** start of GIVEN RECORDS **

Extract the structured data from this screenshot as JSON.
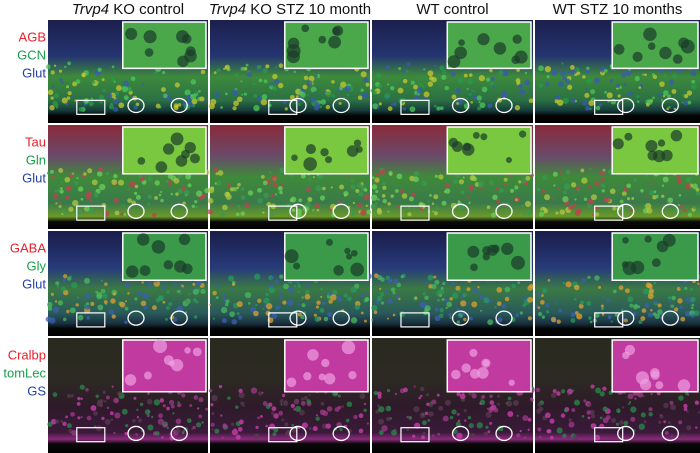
{
  "columns": [
    {
      "italic": "Trvp4",
      "rest": "KO control"
    },
    {
      "italic": "Trvp4",
      "rest": "KO STZ 10 month"
    },
    {
      "italic": null,
      "rest": "WT control"
    },
    {
      "italic": null,
      "rest": "WT STZ 10 months"
    }
  ],
  "rows": [
    {
      "labels": [
        "AGB",
        "GCN",
        "Glut"
      ]
    },
    {
      "labels": [
        "Tau",
        "Gln",
        "Glut"
      ]
    },
    {
      "labels": [
        "GABA",
        "Gly",
        "Glut"
      ]
    },
    {
      "labels": [
        "Cralbp",
        "tomLec",
        "GS"
      ]
    }
  ],
  "label_colors": [
    "#e8202a",
    "#17a04a",
    "#2340a8"
  ]
}
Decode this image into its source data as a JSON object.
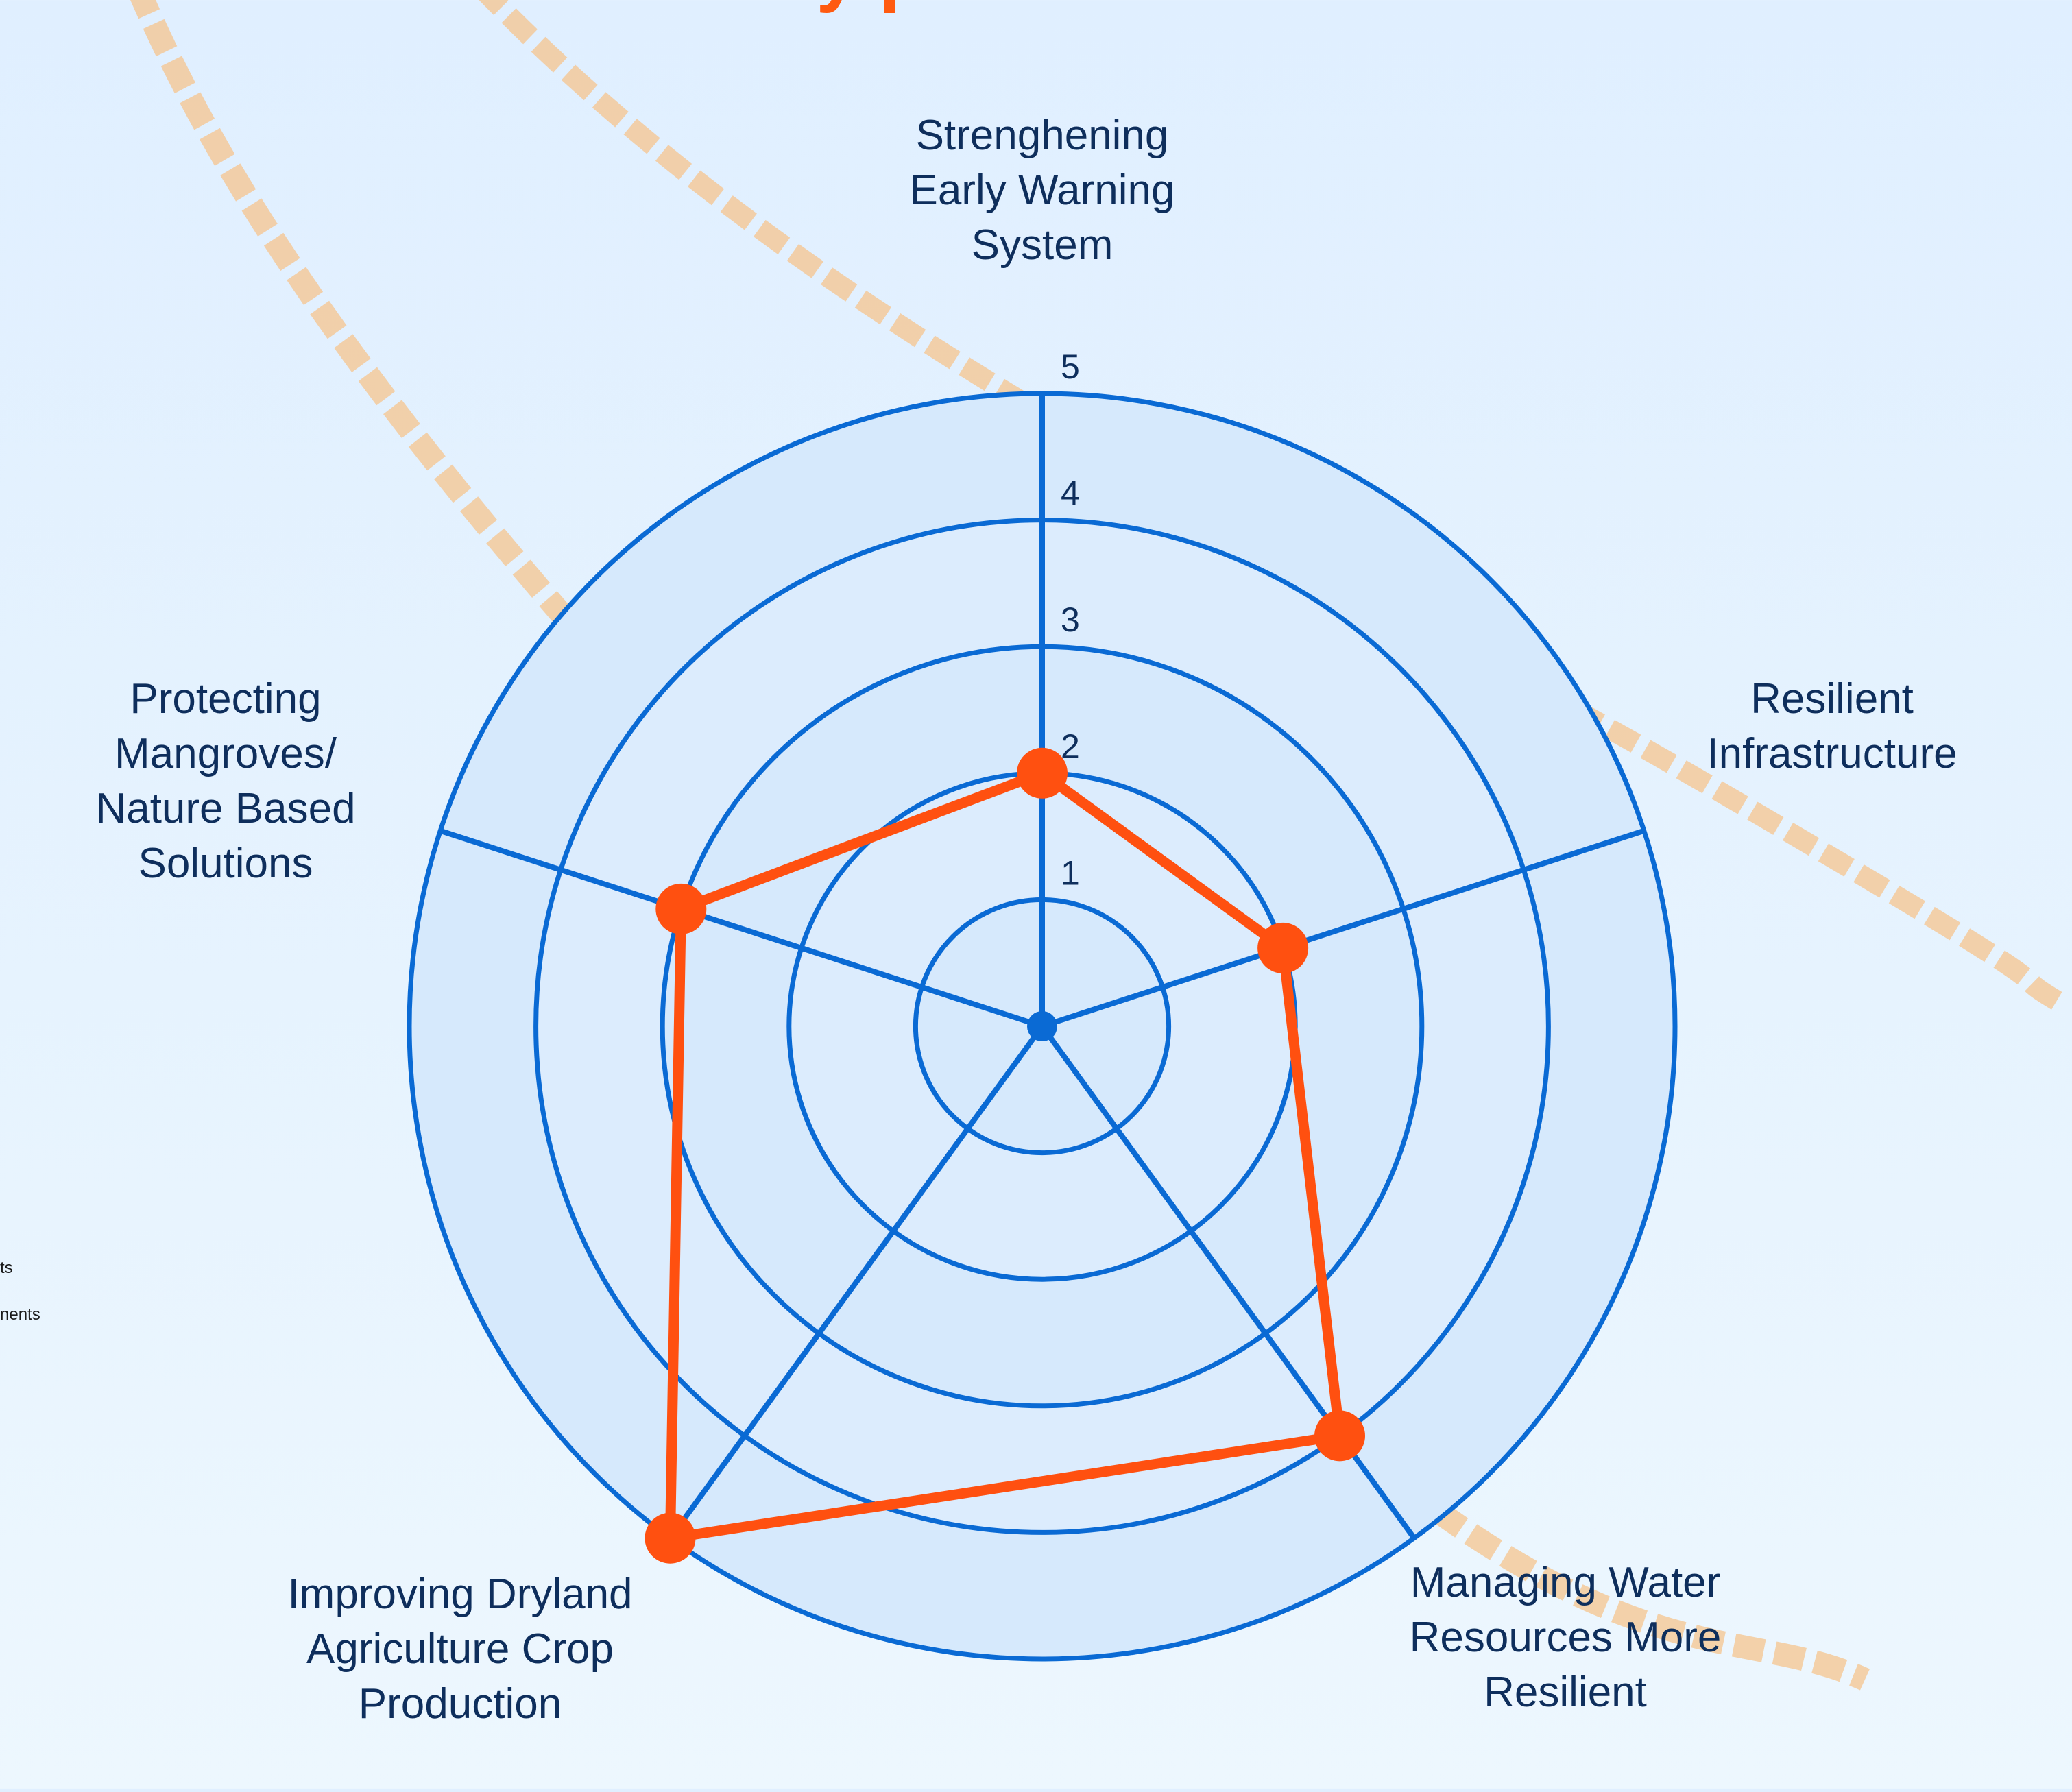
{
  "title_fragment": "y   p",
  "side_texts": [
    "ts",
    "nents"
  ],
  "chart_data": {
    "type": "radar",
    "axes": [
      "Strenghening Early Warning System",
      "Resilient Infrastructure",
      "Managing Water Resources More Resilient",
      "Improving Dryland Agriculture Crop Production",
      "Protecting Mangroves/ Nature Based Solutions"
    ],
    "axis_label_lines": [
      [
        "Strenghening",
        "Early Warning",
        "System"
      ],
      [
        "Resilient",
        "Infrastructure"
      ],
      [
        "Managing Water",
        "Resources More",
        "Resilient"
      ],
      [
        "Improving Dryland",
        "Agriculture Crop",
        "Production"
      ],
      [
        "Protecting",
        "Mangroves/",
        "Nature Based",
        "Solutions"
      ]
    ],
    "series": [
      {
        "values": [
          2.0,
          2.0,
          4.0,
          5.0,
          3.0
        ]
      }
    ],
    "ticks": [
      "1",
      "2",
      "3",
      "4",
      "5"
    ],
    "range": [
      0,
      5
    ],
    "grid": "circular",
    "colors": {
      "grid": "#0a6ad4",
      "series": "#ff5010",
      "fill_band": "#d6e9fc",
      "label": "#0e2e5c",
      "decor": "#f5c48e"
    }
  }
}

** end of GIVEN RECORDS **

**WHAT YOU SHOULD DO**
Without the pictures, repeat the listing above exactly.

**THE COMPLETED TASK**
Extract the structured data from this screenshot as JSON.
{
  "columns": [
    {
      "italic": "Trvp4",
      "rest": "KO control"
    },
    {
      "italic": "Trvp4",
      "rest": "KO STZ 10 month"
    },
    {
      "italic": null,
      "rest": "WT control"
    },
    {
      "italic": null,
      "rest": "WT STZ 10 months"
    }
  ],
  "rows": [
    {
      "labels": [
        "AGB",
        "GCN",
        "Glut"
      ]
    },
    {
      "labels": [
        "Tau",
        "Gln",
        "Glut"
      ]
    },
    {
      "labels": [
        "GABA",
        "Gly",
        "Glut"
      ]
    },
    {
      "labels": [
        "Cralbp",
        "tomLec",
        "GS"
      ]
    }
  ],
  "label_colors": [
    "#e8202a",
    "#17a04a",
    "#2340a8"
  ]
}
Decode this image into its source data as a JSON object.
{
  "title_fragment": "y   p",
  "side_texts": [
    "ts",
    "nents"
  ],
  "chart_data": {
    "type": "radar",
    "axes": [
      "Strenghening Early Warning System",
      "Resilient Infrastructure",
      "Managing Water Resources More Resilient",
      "Improving Dryland Agriculture Crop Production",
      "Protecting Mangroves/ Nature Based Solutions"
    ],
    "axis_label_lines": [
      [
        "Strenghening",
        "Early Warning",
        "System"
      ],
      [
        "Resilient",
        "Infrastructure"
      ],
      [
        "Managing Water",
        "Resources More",
        "Resilient"
      ],
      [
        "Improving Dryland",
        "Agriculture Crop",
        "Production"
      ],
      [
        "Protecting",
        "Mangroves/",
        "Nature Based",
        "Solutions"
      ]
    ],
    "series": [
      {
        "values": [
          2.0,
          2.0,
          4.0,
          5.0,
          3.0
        ]
      }
    ],
    "ticks": [
      "1",
      "2",
      "3",
      "4",
      "5"
    ],
    "range": [
      0,
      5
    ],
    "grid": "circular",
    "colors": {
      "grid": "#0a6ad4",
      "series": "#ff5010",
      "fill_band": "#d6e9fc",
      "label": "#0e2e5c",
      "decor": "#f5c48e"
    }
  }
}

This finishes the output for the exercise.